:: MATERIAL FOR THE TASK ::

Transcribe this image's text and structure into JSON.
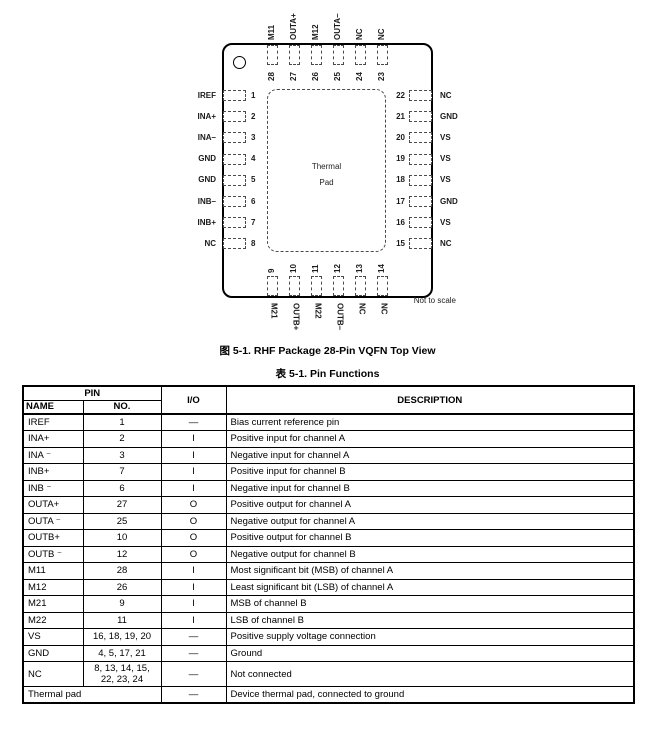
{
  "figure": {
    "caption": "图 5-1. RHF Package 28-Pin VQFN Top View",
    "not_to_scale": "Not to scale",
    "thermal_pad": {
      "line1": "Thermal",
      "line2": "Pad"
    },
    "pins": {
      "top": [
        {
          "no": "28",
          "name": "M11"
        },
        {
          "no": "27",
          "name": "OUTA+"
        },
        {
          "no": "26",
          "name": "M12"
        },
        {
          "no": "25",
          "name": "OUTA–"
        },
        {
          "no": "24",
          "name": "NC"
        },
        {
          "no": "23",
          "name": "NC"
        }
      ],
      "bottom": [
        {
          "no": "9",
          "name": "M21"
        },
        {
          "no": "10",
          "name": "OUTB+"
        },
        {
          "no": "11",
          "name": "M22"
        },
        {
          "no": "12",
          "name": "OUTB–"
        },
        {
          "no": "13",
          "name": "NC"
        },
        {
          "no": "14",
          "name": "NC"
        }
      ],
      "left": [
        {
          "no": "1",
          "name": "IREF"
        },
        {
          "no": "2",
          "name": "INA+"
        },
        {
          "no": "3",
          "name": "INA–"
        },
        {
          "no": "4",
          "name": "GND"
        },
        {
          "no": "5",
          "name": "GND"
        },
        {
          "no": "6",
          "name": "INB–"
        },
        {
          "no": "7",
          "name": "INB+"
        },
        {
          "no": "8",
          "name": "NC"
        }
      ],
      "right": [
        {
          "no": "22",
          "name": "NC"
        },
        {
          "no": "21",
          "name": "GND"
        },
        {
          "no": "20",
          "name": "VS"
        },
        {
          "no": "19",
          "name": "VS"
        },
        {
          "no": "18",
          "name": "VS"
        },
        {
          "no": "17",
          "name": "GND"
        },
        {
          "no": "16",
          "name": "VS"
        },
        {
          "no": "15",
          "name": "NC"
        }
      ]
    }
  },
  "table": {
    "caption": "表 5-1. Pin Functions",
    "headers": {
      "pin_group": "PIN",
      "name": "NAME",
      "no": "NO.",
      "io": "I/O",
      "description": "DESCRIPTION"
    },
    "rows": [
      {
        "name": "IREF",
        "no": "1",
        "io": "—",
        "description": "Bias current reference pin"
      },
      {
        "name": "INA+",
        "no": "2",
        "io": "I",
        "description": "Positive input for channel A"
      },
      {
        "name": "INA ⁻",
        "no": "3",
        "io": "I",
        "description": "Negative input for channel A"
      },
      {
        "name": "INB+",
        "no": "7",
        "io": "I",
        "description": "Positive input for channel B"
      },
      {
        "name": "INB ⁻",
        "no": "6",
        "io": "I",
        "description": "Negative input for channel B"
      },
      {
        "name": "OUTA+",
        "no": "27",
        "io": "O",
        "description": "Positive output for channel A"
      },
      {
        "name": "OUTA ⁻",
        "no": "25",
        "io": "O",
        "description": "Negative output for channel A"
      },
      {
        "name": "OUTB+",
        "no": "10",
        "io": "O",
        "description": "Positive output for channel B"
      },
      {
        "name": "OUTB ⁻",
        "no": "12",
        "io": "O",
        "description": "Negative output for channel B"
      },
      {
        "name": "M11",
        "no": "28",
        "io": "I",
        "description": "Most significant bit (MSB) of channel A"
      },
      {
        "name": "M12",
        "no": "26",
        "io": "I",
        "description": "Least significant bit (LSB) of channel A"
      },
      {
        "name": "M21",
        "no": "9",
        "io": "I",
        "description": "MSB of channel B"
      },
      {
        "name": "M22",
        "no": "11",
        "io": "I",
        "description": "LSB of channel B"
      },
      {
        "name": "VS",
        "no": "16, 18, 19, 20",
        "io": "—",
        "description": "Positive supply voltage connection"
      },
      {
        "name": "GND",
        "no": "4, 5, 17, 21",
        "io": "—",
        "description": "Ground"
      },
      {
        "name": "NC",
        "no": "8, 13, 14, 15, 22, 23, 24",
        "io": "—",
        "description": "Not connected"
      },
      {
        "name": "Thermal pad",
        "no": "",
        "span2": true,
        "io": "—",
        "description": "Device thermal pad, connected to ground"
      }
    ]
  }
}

:::

- _GIVEN PROBLEM_
Go through the entries and return each line where the word "output" appears.

- _ANSWER BELOW_
        "description": "Positive output for channel A"
        "description": "Negative output for channel A"
        "description": "Positive output for channel B"
        "description": "Negative output for channel B"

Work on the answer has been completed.